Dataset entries
******************************

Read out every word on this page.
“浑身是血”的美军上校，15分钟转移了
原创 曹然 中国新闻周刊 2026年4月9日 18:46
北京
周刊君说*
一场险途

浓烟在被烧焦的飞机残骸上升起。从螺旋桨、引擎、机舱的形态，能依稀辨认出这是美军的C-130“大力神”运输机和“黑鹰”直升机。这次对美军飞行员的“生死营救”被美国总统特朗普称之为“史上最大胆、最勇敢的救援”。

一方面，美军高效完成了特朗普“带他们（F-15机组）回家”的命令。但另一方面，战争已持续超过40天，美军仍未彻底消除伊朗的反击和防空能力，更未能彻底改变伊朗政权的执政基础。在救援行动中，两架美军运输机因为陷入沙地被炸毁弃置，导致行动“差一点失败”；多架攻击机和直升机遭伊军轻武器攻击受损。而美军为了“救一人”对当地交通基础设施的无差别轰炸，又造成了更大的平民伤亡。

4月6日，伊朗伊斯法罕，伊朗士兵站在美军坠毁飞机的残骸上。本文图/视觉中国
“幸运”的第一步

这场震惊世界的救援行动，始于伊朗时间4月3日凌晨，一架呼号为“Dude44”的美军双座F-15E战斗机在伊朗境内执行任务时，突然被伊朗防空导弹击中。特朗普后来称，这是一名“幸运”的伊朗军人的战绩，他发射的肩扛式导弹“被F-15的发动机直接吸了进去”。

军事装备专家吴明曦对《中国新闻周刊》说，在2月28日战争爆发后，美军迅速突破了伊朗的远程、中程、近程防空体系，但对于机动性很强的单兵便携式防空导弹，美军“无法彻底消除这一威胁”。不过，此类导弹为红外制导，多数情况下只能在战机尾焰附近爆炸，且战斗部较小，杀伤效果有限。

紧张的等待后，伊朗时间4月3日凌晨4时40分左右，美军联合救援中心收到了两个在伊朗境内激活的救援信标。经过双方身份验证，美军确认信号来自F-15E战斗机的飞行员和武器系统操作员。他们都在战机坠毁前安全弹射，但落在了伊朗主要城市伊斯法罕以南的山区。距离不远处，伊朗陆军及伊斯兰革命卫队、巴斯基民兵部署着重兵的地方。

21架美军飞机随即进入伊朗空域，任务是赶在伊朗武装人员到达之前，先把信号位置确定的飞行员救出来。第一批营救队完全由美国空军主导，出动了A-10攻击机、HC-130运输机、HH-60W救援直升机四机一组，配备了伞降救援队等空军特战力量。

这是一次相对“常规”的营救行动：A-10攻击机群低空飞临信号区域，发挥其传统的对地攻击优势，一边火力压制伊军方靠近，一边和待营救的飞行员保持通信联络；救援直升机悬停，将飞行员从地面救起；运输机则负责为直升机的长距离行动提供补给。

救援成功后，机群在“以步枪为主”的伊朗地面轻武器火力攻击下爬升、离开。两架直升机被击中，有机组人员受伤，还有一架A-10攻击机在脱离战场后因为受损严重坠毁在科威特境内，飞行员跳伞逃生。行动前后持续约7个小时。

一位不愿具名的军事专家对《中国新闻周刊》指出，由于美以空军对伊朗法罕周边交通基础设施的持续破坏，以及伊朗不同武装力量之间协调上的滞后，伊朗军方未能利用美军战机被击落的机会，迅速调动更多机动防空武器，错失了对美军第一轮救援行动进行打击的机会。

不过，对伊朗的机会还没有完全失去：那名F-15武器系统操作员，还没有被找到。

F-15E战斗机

******************************

Return every line exactly.

Finished task:
Read out every word on this page.
“浑身是血”的美军上校，15分钟转移了
原创 曹然 中国新闻周刊 2026年4月9日 18:46
北京
周刊君说*
一场险途

浓烟在被烧焦的飞机残骸上升起。从螺旋桨、引擎、机舱的形态，能依稀辨认出这是美军的C-130“大力神”运输机和“黑鹰”直升机。这次对美军飞行员的“生死营救”被美国总统特朗普称之为“史上最大胆、最勇敢的救援”。

一方面，美军高效完成了特朗普“带他们（F-15机组）回家”的命令。但另一方面，战争已持续超过40天，美军仍未彻底消除伊朗的反击和防空能力，更未能彻底改变伊朗政权的执政基础。在救援行动中，两架美军运输机因为陷入沙地被炸毁弃置，导致行动“差一点失败”；多架攻击机和直升机遭伊军轻武器攻击受损。而美军为了“救一人”对当地交通基础设施的无差别轰炸，又造成了更大的平民伤亡。

4月6日，伊朗伊斯法罕，伊朗士兵站在美军坠毁飞机的残骸上。本文图/视觉中国
“幸运”的第一步

这场震惊世界的救援行动，始于伊朗时间4月3日凌晨，一架呼号为“Dude44”的美军双座F-15E战斗机在伊朗境内执行任务时，突然被伊朗防空导弹击中。特朗普后来称，这是一名“幸运”的伊朗军人的战绩，他发射的肩扛式导弹“被F-15的发动机直接吸了进去”。

军事装备专家吴明曦对《中国新闻周刊》说，在2月28日战争爆发后，美军迅速突破了伊朗的远程、中程、近程防空体系，但对于机动性很强的单兵便携式防空导弹，美军“无法彻底消除这一威胁”。不过，此类导弹为红外制导，多数情况下只能在战机尾焰附近爆炸，且战斗部较小，杀伤效果有限。

紧张的等待后，伊朗时间4月3日凌晨4时40分左右，美军联合救援中心收到了两个在伊朗境内激活的救援信标。经过双方身份验证，美军确认信号来自F-15E战斗机的飞行员和武器系统操作员。他们都在战机坠毁前安全弹射，但落在了伊朗主要城市伊斯法罕以南的山区。距离不远处，伊朗陆军及伊斯兰革命卫队、巴斯基民兵部署着重兵的地方。

21架美军飞机随即进入伊朗空域，任务是赶在伊朗武装人员到达之前，先把信号位置确定的飞行员救出来。第一批营救队完全由美国空军主导，出动了A-10攻击机、HC-130运输机、HH-60W救援直升机四机一组，配备了伞降救援队等空军特战力量。

这是一次相对“常规”的营救行动：A-10攻击机群低空飞临信号区域，发挥其传统的对地攻击优势，一边火力压制伊军方靠近，一边和待营救的飞行员保持通信联络；救援直升机悬停，将飞行员从地面救起；运输机则负责为直升机的长距离行动提供补给。

救援成功后，机群在“以步枪为主”的伊朗地面轻武器火力攻击下爬升、离开。两架直升机被击中，有机组人员受伤，还有一架A-10攻击机在脱离战场后因为受损严重坠毁在科威特境内，飞行员跳伞逃生。行动前后持续约7个小时。

一位不愿具名的军事专家对《中国新闻周刊》指出，由于美以空军对伊朗法罕周边交通基础设施的持续破坏，以及伊朗不同武装力量之间协调上的滞后，伊朗军方未能利用美军战机被击落的机会，迅速调动更多机动防空武器，错失了对美军第一轮救援行动进行打击的机会。

不过，对伊朗的机会还没有完全失去：那名F-15武器系统操作员，还没有被找到。

F-15E战斗机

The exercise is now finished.